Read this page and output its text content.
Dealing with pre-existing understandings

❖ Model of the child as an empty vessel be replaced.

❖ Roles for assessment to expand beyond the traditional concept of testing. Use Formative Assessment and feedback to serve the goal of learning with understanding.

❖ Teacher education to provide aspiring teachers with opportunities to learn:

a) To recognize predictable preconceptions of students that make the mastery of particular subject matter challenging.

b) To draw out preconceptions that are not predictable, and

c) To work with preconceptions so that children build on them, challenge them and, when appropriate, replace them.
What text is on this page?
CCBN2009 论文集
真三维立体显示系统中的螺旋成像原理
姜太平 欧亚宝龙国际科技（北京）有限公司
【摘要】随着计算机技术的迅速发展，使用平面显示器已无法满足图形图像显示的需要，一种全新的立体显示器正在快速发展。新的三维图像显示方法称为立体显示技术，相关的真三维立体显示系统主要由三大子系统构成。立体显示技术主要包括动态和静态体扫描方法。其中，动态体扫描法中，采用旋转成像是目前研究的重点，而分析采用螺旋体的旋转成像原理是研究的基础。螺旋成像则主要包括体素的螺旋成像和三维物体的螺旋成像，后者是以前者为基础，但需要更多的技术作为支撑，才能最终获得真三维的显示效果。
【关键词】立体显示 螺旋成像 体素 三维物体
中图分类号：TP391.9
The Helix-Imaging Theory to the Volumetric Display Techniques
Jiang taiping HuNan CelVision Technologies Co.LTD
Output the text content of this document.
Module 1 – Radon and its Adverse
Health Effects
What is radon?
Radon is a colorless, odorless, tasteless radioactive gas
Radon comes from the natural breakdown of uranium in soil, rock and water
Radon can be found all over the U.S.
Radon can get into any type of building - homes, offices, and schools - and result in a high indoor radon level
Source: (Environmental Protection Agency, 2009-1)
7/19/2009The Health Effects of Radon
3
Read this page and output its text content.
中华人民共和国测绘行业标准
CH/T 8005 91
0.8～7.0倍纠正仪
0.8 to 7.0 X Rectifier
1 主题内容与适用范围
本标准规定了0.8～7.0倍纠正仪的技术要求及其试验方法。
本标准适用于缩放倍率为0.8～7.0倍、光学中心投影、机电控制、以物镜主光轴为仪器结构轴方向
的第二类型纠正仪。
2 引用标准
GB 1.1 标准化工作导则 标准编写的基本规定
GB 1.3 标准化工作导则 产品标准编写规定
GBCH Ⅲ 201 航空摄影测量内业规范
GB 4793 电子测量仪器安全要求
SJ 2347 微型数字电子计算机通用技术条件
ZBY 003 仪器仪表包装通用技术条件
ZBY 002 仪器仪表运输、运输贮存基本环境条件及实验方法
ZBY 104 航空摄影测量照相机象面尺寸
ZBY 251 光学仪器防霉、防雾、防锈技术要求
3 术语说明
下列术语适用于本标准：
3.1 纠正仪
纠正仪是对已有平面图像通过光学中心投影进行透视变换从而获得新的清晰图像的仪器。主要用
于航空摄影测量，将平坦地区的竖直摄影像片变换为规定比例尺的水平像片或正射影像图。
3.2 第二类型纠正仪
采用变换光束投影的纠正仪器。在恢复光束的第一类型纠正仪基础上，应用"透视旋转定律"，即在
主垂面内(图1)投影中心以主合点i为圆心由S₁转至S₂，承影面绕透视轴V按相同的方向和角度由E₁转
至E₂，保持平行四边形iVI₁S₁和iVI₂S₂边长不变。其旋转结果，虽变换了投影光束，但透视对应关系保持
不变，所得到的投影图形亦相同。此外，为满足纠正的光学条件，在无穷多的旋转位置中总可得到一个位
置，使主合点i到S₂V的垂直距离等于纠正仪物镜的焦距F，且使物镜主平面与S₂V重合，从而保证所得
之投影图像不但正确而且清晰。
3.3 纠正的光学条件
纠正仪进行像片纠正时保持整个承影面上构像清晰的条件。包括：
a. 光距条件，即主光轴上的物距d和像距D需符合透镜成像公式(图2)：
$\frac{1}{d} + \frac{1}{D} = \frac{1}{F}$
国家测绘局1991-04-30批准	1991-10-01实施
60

----

- _REQUIREMENTS_: Print every entry exactly as it appears.

- _ANSWER TO THE PROBLEM_:
Read this page and output its text content.
Dealing with pre-existing understandings

❖ Model of the child as an empty vessel be replaced.

❖ Roles for assessment to expand beyond the traditional concept of testing. Use Formative Assessment and feedback to serve the goal of learning with understanding.

❖ Teacher education to provide aspiring teachers with opportunities to learn:

a) To recognize predictable preconceptions of students that make the mastery of particular subject matter challenging.

b) To draw out preconceptions that are not predictable, and

c) To work with preconceptions so that children build on them, challenge them and, when appropriate, replace them.
What text is on this page?
CCBN2009 论文集
真三维立体显示系统中的螺旋成像原理
姜太平 欧亚宝龙国际科技（北京）有限公司
【摘要】随着计算机技术的迅速发展，使用平面显示器已无法满足图形图像显示的需要，一种全新的立体显示器正在快速发展。新的三维图像显示方法称为立体显示技术，相关的真三维立体显示系统主要由三大子系统构成。立体显示技术主要包括动态和静态体扫描方法。其中，动态体扫描法中，采用旋转成像是目前研究的重点，而分析采用螺旋体的旋转成像原理是研究的基础。螺旋成像则主要包括体素的螺旋成像和三维物体的螺旋成像，后者是以前者为基础，但需要更多的技术作为支撑，才能最终获得真三维的显示效果。
【关键词】立体显示 螺旋成像 体素 三维物体
中图分类号：TP391.9
The Helix-Imaging Theory to the Volumetric Display Techniques
Jiang taiping HuNan CelVision Technologies Co.LTD
Output the text content of this document.
Module 1 – Radon and its Adverse
Health Effects
What is radon?
Radon is a colorless, odorless, tasteless radioactive gas
Radon comes from the natural breakdown of uranium in soil, rock and water
Radon can be found all over the U.S.
Radon can get into any type of building - homes, offices, and schools - and result in a high indoor radon level
Source: (Environmental Protection Agency, 2009-1)
7/19/2009The Health Effects of Radon
3
Read this page and output its text content.
中华人民共和国测绘行业标准
CH/T 8005 91
0.8～7.0倍纠正仪
0.8 to 7.0 X Rectifier
1 主题内容与适用范围
本标准规定了0.8～7.0倍纠正仪的技术要求及其试验方法。
本标准适用于缩放倍率为0.8～7.0倍、光学中心投影、机电控制、以物镜主光轴为仪器结构轴方向
的第二类型纠正仪。
2 引用标准
GB 1.1 标准化工作导则 标准编写的基本规定
GB 1.3 标准化工作导则 产品标准编写规定
GBCH Ⅲ 201 航空摄影测量内业规范
GB 4793 电子测量仪器安全要求
SJ 2347 微型数字电子计算机通用技术条件
ZBY 003 仪器仪表包装通用技术条件
ZBY 002 仪器仪表运输、运输贮存基本环境条件及实验方法
ZBY 104 航空摄影测量照相机象面尺寸
ZBY 251 光学仪器防霉、防雾、防锈技术要求
3 术语说明
下列术语适用于本标准：
3.1 纠正仪
纠正仪是对已有平面图像通过光学中心投影进行透视变换从而获得新的清晰图像的仪器。主要用
于航空摄影测量，将平坦地区的竖直摄影像片变换为规定比例尺的水平像片或正射影像图。
3.2 第二类型纠正仪
采用变换光束投影的纠正仪器。在恢复光束的第一类型纠正仪基础上，应用"透视旋转定律"，即在
主垂面内(图1)投影中心以主合点i为圆心由S₁转至S₂，承影面绕透视轴V按相同的方向和角度由E₁转
至E₂，保持平行四边形iVI₁S₁和iVI₂S₂边长不变。其旋转结果，虽变换了投影光束，但透视对应关系保持
不变，所得到的投影图形亦相同。此外，为满足纠正的光学条件，在无穷多的旋转位置中总可得到一个位
置，使主合点i到S₂V的垂直距离等于纠正仪物镜的焦距F，且使物镜主平面与S₂V重合，从而保证所得
之投影图像不但正确而且清晰。
3.3 纠正的光学条件
纠正仪进行像片纠正时保持整个承影面上构像清晰的条件。包括：
a. 光距条件，即主光轴上的物距d和像距D需符合透镜成像公式(图2)：
$\frac{1}{d} + \frac{1}{D} = \frac{1}{F}$
国家测绘局1991-04-30批准	1991-10-01实施
60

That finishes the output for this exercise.